## EXERCISE REQUIREMENTS
Transcribe the records that follow. Keep every word exactly, and drop the pictures.

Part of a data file

(begin)

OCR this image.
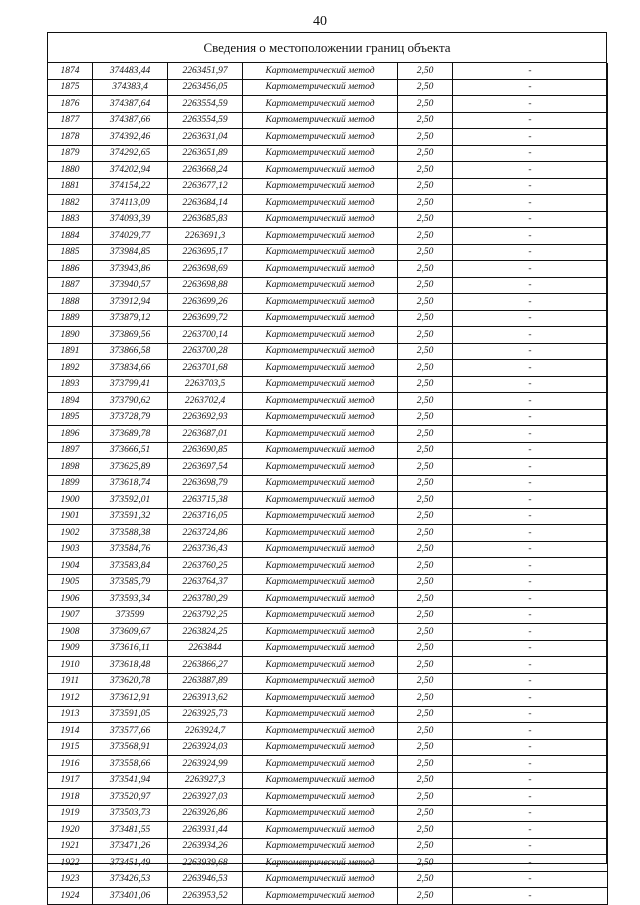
40
Сведения о местоположении границ объекта
1874	374483,44	2263451,97	Картометрический метод	2,50	-
1875	374383,4	2263456,05	Картометрический метод	2,50	-
1876	374387,64	2263554,59	Картометрический метод	2,50	-
1877	374387,66	2263554,59	Картометрический метод	2,50	-
1878	374392,46	2263631,04	Картометрический метод	2,50	-
1879	374292,65	2263651,89	Картометрический метод	2,50	-
1880	374202,94	2263668,24	Картометрический метод	2,50	-
1881	374154,22	2263677,12	Картометрический метод	2,50	-
1882	374113,09	2263684,14	Картометрический метод	2,50	-
1883	374093,39	2263685,83	Картометрический метод	2,50	-
1884	374029,77	2263691,3	Картометрический метод	2,50	-
1885	373984,85	2263695,17	Картометрический метод	2,50	-
1886	373943,86	2263698,69	Картометрический метод	2,50	-
1887	373940,57	2263698,88	Картометрический метод	2,50	-
1888	373912,94	2263699,26	Картометрический метод	2,50	-
1889	373879,12	2263699,72	Картометрический метод	2,50	-
1890	373869,56	2263700,14	Картометрический метод	2,50	-
1891	373866,58	2263700,28	Картометрический метод	2,50	-
1892	373834,66	2263701,68	Картометрический метод	2,50	-
1893	373799,41	2263703,5	Картометрический метод	2,50	-
1894	373790,62	2263702,4	Картометрический метод	2,50	-
1895	373728,79	2263692,93	Картометрический метод	2,50	-
1896	373689,78	2263687,01	Картометрический метод	2,50	-
1897	373666,51	2263690,85	Картометрический метод	2,50	-
1898	373625,89	2263697,54	Картометрический метод	2,50	-
1899	373618,74	2263698,79	Картометрический метод	2,50	-
1900	373592,01	2263715,38	Картометрический метод	2,50	-
1901	373591,32	2263716,05	Картометрический метод	2,50	-
1902	373588,38	2263724,86	Картометрический метод	2,50	-
1903	373584,76	2263736,43	Картометрический метод	2,50	-
1904	373583,84	2263760,25	Картометрический метод	2,50	-
1905	373585,79	2263764,37	Картометрический метод	2,50	-
1906	373593,34	2263780,29	Картометрический метод	2,50	-
1907	373599	2263792,25	Картометрический метод	2,50	-
1908	373609,67	2263824,25	Картометрический метод	2,50	-
1909	373616,11	2263844	Картометрический метод	2,50	-
1910	373618,48	2263866,27	Картометрический метод	2,50	-
1911	373620,78	2263887,89	Картометрический метод	2,50	-
1912	373612,91	2263913,62	Картометрический метод	2,50	-
1913	373591,05	2263925,73	Картометрический метод	2,50	-
1914	373577,66	2263924,7	Картометрический метод	2,50	-
1915	373568,91	2263924,03	Картометрический метод	2,50	-
1916	373558,66	2263924,99	Картометрический метод	2,50	-
1917	373541,94	2263927,3	Картометрический метод	2,50	-
1918	373520,97	2263927,03	Картометрический метод	2,50	-
1919	373503,73	2263926,86	Картометрический метод	2,50	-
1920	373481,55	2263931,44	Картометрический метод	2,50	-
1921	373471,26	2263934,26	Картометрический метод	2,50	-
1922	373451,49	2263939,68	Картометрический метод	2,50	-
1923	373426,53	2263946,53	Картометрический метод	2,50	-
1924	373401,06	2263953,52	Картометрический метод	2,50	-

(end)

## COMPLETED EXERCISE
OCR this image.
40
Сведения о местоположении границ объекта
1874	374483,44	2263451,97	Картометрический метод	2,50	-
1875	374383,4	2263456,05	Картометрический метод	2,50	-
1876	374387,64	2263554,59	Картометрический метод	2,50	-
1877	374387,66	2263554,59	Картометрический метод	2,50	-
1878	374392,46	2263631,04	Картометрический метод	2,50	-
1879	374292,65	2263651,89	Картометрический метод	2,50	-
1880	374202,94	2263668,24	Картометрический метод	2,50	-
1881	374154,22	2263677,12	Картометрический метод	2,50	-
1882	374113,09	2263684,14	Картометрический метод	2,50	-
1883	374093,39	2263685,83	Картометрический метод	2,50	-
1884	374029,77	2263691,3	Картометрический метод	2,50	-
1885	373984,85	2263695,17	Картометрический метод	2,50	-
1886	373943,86	2263698,69	Картометрический метод	2,50	-
1887	373940,57	2263698,88	Картометрический метод	2,50	-
1888	373912,94	2263699,26	Картометрический метод	2,50	-
1889	373879,12	2263699,72	Картометрический метод	2,50	-
1890	373869,56	2263700,14	Картометрический метод	2,50	-
1891	373866,58	2263700,28	Картометрический метод	2,50	-
1892	373834,66	2263701,68	Картометрический метод	2,50	-
1893	373799,41	2263703,5	Картометрический метод	2,50	-
1894	373790,62	2263702,4	Картометрический метод	2,50	-
1895	373728,79	2263692,93	Картометрический метод	2,50	-
1896	373689,78	2263687,01	Картометрический метод	2,50	-
1897	373666,51	2263690,85	Картометрический метод	2,50	-
1898	373625,89	2263697,54	Картометрический метод	2,50	-
1899	373618,74	2263698,79	Картометрический метод	2,50	-
1900	373592,01	2263715,38	Картометрический метод	2,50	-
1901	373591,32	2263716,05	Картометрический метод	2,50	-
1902	373588,38	2263724,86	Картометрический метод	2,50	-
1903	373584,76	2263736,43	Картометрический метод	2,50	-
1904	373583,84	2263760,25	Картометрический метод	2,50	-
1905	373585,79	2263764,37	Картометрический метод	2,50	-
1906	373593,34	2263780,29	Картометрический метод	2,50	-
1907	373599	2263792,25	Картометрический метод	2,50	-
1908	373609,67	2263824,25	Картометрический метод	2,50	-
1909	373616,11	2263844	Картометрический метод	2,50	-
1910	373618,48	2263866,27	Картометрический метод	2,50	-
1911	373620,78	2263887,89	Картометрический метод	2,50	-
1912	373612,91	2263913,62	Картометрический метод	2,50	-
1913	373591,05	2263925,73	Картометрический метод	2,50	-
1914	373577,66	2263924,7	Картометрический метод	2,50	-
1915	373568,91	2263924,03	Картометрический метод	2,50	-
1916	373558,66	2263924,99	Картометрический метод	2,50	-
1917	373541,94	2263927,3	Картометрический метод	2,50	-
1918	373520,97	2263927,03	Картометрический метод	2,50	-
1919	373503,73	2263926,86	Картометрический метод	2,50	-
1920	373481,55	2263931,44	Картометрический метод	2,50	-
1921	373471,26	2263934,26	Картометрический метод	2,50	-
1922	373451,49	2263939,68	Картометрический метод	2,50	-
1923	373426,53	2263946,53	Картометрический метод	2,50	-
1924	373401,06	2263953,52	Картометрический метод	2,50	-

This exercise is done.